*What this task involves*. Count the lines below that contain the word "status", and give only that number.

Stored data entries
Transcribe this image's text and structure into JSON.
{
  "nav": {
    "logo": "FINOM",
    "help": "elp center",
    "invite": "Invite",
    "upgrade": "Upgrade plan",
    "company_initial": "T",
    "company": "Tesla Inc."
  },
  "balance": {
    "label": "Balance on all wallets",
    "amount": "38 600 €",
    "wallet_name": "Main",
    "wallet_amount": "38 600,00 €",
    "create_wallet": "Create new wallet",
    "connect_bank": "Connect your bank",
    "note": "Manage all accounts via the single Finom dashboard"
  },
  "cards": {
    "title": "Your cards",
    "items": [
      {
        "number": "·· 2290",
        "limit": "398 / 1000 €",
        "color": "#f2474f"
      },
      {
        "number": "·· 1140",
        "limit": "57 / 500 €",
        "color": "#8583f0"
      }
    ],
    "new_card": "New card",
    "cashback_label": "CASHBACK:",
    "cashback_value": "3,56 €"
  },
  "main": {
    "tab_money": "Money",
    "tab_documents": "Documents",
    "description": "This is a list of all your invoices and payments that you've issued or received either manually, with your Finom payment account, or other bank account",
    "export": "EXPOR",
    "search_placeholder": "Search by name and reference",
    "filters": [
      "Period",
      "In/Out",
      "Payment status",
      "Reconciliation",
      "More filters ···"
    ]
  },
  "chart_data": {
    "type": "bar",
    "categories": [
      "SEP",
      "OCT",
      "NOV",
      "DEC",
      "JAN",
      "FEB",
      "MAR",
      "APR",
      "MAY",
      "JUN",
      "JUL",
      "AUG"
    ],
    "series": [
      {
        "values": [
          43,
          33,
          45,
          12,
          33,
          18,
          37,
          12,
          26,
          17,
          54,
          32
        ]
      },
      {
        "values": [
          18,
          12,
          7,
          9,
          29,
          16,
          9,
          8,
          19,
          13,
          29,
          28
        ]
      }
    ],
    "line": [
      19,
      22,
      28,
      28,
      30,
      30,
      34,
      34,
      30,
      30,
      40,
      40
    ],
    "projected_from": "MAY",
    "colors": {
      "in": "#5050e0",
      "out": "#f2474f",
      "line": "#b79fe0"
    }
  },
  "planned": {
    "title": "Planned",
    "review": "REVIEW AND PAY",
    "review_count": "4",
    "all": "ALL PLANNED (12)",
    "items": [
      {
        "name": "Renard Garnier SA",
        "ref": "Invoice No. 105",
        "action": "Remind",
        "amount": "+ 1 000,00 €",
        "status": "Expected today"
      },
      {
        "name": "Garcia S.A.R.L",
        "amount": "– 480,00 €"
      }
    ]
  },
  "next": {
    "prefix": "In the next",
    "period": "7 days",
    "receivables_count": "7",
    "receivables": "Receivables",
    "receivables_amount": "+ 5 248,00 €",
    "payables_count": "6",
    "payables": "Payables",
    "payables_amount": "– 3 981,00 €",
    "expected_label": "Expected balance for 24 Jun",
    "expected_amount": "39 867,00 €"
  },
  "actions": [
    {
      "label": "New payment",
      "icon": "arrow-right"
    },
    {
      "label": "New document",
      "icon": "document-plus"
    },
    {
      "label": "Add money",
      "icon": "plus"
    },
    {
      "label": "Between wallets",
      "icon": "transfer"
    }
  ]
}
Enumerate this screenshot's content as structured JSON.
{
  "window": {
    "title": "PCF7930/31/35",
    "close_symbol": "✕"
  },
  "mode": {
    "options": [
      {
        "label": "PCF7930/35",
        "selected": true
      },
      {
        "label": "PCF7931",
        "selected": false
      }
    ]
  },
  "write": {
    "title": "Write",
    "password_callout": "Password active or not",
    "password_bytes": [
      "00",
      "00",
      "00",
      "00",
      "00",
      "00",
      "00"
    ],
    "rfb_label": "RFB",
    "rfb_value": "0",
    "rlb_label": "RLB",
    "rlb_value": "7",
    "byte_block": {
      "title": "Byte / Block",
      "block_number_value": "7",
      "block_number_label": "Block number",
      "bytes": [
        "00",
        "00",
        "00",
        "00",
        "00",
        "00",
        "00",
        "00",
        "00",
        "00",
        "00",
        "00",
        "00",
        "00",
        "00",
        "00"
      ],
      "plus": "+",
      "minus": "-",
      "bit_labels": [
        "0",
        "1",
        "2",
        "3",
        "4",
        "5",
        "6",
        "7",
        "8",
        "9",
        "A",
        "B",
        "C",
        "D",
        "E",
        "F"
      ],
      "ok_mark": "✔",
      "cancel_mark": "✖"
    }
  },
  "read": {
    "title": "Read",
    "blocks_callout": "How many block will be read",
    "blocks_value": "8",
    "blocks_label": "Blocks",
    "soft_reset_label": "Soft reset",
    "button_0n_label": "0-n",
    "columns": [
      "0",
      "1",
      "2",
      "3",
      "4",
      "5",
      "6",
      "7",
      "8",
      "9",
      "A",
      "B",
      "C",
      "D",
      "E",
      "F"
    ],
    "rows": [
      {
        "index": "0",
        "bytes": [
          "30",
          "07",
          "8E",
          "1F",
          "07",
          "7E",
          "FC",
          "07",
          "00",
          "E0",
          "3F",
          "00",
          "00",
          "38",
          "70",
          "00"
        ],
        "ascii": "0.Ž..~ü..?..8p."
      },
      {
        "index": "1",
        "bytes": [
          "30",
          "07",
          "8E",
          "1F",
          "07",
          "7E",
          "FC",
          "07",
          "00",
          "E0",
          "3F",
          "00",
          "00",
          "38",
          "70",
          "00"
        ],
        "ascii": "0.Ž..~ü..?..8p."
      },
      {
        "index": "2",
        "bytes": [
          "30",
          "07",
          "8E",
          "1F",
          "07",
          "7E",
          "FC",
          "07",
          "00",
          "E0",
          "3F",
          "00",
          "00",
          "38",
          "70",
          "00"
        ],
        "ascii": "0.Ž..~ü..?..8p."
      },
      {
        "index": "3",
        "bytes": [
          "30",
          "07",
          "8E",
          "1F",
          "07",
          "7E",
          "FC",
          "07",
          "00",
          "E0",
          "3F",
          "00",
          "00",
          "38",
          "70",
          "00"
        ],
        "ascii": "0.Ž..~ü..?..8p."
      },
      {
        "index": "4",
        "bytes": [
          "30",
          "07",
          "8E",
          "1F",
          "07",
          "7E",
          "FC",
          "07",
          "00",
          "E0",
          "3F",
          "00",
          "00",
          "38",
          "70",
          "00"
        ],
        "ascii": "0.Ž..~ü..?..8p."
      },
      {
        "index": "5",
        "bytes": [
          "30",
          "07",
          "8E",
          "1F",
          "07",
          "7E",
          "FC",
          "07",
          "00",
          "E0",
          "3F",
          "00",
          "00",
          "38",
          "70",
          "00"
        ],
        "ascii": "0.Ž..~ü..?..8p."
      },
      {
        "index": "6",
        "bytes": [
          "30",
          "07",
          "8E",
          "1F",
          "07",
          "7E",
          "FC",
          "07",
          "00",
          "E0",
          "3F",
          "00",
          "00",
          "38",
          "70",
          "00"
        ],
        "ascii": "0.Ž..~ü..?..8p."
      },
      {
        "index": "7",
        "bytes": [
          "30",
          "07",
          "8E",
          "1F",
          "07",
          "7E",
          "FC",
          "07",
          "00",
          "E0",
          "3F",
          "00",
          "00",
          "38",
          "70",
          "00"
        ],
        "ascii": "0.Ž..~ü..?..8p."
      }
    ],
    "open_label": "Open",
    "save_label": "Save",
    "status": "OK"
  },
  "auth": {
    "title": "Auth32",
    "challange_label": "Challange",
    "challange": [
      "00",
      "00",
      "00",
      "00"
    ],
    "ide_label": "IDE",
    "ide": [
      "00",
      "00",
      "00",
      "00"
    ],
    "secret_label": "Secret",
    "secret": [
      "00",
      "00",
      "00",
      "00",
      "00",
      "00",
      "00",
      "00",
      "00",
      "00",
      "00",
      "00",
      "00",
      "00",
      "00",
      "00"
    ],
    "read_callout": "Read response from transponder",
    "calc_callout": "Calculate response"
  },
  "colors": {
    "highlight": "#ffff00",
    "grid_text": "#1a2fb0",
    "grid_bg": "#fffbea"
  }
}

*Full output*. 3